SHORT PROBLEM:
Copy every line with the string "JSON" in it.

(Records from a collection of figures)
----------

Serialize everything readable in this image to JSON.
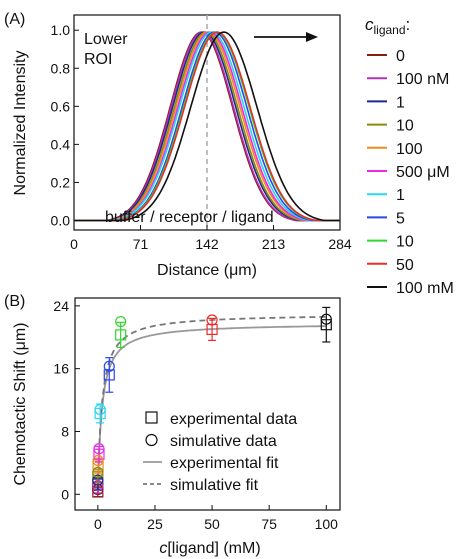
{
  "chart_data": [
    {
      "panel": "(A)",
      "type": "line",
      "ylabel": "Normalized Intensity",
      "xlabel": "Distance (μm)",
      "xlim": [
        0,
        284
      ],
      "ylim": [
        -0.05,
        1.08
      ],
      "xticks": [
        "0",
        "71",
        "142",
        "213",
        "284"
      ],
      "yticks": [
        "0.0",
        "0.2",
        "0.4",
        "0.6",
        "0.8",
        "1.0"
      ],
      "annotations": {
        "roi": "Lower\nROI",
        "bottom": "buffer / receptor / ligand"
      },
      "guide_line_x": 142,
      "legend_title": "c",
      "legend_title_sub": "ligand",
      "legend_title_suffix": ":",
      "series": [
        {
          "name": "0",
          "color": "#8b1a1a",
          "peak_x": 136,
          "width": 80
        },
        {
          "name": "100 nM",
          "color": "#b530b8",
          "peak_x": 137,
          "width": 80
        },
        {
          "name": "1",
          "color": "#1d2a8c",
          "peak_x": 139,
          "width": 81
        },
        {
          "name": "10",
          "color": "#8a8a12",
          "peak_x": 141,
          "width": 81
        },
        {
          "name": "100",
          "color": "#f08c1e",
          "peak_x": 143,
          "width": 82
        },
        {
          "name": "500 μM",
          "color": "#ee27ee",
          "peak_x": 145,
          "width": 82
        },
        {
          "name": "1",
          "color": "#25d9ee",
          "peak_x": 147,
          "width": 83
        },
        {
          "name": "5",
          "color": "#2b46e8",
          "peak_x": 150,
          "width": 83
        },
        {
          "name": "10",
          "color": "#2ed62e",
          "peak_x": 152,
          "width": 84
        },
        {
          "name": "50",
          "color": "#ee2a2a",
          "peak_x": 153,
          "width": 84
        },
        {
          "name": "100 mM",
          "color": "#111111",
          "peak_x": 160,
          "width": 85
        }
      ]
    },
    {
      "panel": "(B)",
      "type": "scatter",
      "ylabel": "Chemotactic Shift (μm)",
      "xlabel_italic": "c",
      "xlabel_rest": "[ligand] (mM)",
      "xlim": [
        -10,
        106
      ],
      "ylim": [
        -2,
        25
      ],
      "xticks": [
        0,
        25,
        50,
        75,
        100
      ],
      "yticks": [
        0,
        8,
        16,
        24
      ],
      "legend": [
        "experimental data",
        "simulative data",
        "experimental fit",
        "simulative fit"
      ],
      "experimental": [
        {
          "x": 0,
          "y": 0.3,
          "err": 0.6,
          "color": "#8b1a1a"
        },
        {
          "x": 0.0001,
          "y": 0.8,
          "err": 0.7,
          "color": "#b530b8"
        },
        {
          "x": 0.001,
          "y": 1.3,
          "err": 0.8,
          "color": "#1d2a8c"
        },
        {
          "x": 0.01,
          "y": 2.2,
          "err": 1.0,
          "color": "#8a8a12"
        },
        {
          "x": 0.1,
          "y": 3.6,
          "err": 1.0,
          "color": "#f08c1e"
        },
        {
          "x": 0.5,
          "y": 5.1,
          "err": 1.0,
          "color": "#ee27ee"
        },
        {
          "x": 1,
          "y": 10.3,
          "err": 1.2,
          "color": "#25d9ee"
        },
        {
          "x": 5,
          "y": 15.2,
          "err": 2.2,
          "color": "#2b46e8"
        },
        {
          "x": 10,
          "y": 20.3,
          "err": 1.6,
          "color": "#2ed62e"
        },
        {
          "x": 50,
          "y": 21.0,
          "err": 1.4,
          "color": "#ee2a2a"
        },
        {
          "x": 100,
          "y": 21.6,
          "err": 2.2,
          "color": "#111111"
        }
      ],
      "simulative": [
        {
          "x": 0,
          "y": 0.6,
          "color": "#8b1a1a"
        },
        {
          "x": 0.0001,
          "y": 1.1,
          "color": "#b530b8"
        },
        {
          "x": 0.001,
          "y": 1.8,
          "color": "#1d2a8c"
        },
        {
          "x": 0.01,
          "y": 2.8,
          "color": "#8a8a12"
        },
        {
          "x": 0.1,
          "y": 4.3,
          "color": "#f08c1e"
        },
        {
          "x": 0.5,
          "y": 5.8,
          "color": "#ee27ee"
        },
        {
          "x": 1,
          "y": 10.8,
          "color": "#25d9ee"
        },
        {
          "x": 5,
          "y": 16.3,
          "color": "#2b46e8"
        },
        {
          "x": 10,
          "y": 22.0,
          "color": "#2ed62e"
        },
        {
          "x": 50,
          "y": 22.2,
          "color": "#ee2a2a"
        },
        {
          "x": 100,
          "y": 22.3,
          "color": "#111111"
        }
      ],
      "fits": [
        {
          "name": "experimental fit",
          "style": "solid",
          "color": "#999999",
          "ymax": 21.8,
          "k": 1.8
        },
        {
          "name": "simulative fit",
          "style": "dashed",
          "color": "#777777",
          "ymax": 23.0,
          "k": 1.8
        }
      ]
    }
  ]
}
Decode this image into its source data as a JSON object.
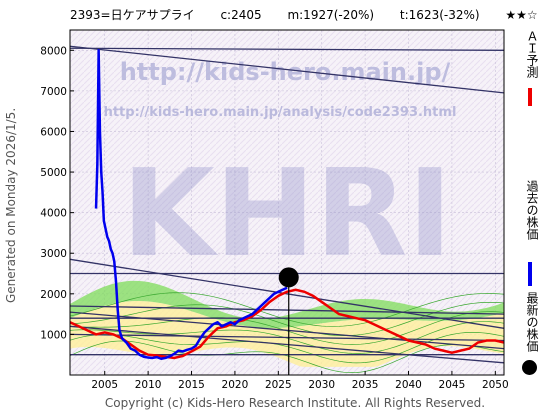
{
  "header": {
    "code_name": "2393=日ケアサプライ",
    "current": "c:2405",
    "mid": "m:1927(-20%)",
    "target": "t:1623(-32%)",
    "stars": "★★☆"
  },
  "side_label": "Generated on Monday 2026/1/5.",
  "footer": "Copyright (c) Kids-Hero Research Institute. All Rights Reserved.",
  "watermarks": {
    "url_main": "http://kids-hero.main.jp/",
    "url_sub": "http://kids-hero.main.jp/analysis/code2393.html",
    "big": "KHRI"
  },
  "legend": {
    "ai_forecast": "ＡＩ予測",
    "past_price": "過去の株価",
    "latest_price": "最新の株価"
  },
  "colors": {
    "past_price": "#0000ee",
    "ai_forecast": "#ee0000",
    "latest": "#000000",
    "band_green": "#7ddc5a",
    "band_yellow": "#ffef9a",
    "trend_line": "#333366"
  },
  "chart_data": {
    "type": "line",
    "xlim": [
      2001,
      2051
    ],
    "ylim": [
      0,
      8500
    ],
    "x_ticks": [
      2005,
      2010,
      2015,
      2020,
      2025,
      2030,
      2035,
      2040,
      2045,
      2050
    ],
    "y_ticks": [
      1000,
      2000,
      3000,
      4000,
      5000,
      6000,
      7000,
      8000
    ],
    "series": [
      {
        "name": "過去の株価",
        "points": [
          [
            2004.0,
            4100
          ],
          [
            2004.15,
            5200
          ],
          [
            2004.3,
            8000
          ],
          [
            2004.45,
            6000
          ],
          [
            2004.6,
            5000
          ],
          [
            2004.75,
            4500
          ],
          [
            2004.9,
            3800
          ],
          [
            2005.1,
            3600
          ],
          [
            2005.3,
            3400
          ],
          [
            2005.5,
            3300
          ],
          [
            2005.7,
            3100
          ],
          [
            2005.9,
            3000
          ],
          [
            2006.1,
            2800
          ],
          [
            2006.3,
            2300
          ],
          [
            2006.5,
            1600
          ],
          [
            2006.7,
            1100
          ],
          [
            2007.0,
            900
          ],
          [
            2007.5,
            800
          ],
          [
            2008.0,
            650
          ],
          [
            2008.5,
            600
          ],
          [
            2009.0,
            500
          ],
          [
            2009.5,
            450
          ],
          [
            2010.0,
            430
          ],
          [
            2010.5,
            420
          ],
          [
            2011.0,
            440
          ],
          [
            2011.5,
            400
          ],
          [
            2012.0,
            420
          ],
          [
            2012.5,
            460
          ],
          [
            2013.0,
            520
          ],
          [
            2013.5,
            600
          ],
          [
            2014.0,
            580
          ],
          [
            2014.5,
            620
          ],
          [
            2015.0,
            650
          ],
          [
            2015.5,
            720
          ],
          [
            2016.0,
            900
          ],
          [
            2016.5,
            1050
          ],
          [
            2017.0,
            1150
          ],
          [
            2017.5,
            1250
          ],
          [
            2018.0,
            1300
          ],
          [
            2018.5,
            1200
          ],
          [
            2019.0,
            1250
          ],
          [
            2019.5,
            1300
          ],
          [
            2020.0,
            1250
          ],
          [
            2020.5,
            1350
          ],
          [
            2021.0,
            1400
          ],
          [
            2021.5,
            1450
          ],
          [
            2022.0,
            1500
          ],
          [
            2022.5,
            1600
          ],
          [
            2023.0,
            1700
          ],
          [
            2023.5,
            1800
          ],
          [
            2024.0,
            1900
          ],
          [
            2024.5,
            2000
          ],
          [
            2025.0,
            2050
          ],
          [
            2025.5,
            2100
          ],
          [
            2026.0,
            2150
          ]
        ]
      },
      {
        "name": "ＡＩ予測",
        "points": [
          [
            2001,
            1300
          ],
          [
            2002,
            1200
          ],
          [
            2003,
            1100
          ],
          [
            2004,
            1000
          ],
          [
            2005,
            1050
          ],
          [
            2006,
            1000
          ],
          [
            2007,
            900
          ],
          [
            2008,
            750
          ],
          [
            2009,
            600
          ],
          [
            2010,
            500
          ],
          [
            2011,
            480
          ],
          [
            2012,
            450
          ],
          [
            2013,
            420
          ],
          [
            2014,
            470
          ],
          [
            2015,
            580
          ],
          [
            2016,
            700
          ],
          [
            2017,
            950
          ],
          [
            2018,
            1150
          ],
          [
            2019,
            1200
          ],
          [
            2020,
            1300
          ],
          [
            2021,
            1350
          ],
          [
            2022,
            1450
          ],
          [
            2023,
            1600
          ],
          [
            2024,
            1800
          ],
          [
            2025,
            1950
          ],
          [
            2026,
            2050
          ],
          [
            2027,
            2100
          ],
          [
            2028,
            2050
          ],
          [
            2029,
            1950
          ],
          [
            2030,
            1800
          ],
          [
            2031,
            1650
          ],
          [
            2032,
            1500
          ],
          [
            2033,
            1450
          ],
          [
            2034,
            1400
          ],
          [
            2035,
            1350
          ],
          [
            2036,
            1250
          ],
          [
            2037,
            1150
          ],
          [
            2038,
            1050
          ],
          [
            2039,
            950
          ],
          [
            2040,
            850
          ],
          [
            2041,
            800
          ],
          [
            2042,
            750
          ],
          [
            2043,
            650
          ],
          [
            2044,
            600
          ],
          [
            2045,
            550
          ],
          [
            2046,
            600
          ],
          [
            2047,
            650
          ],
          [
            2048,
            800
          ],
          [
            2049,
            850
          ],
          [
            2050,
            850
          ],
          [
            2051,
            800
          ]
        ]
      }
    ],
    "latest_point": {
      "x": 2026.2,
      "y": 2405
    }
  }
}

----------

TASK RESULT:
Serialize everything readable in this image to JSON.
Decode this image into its source data as a JSON object.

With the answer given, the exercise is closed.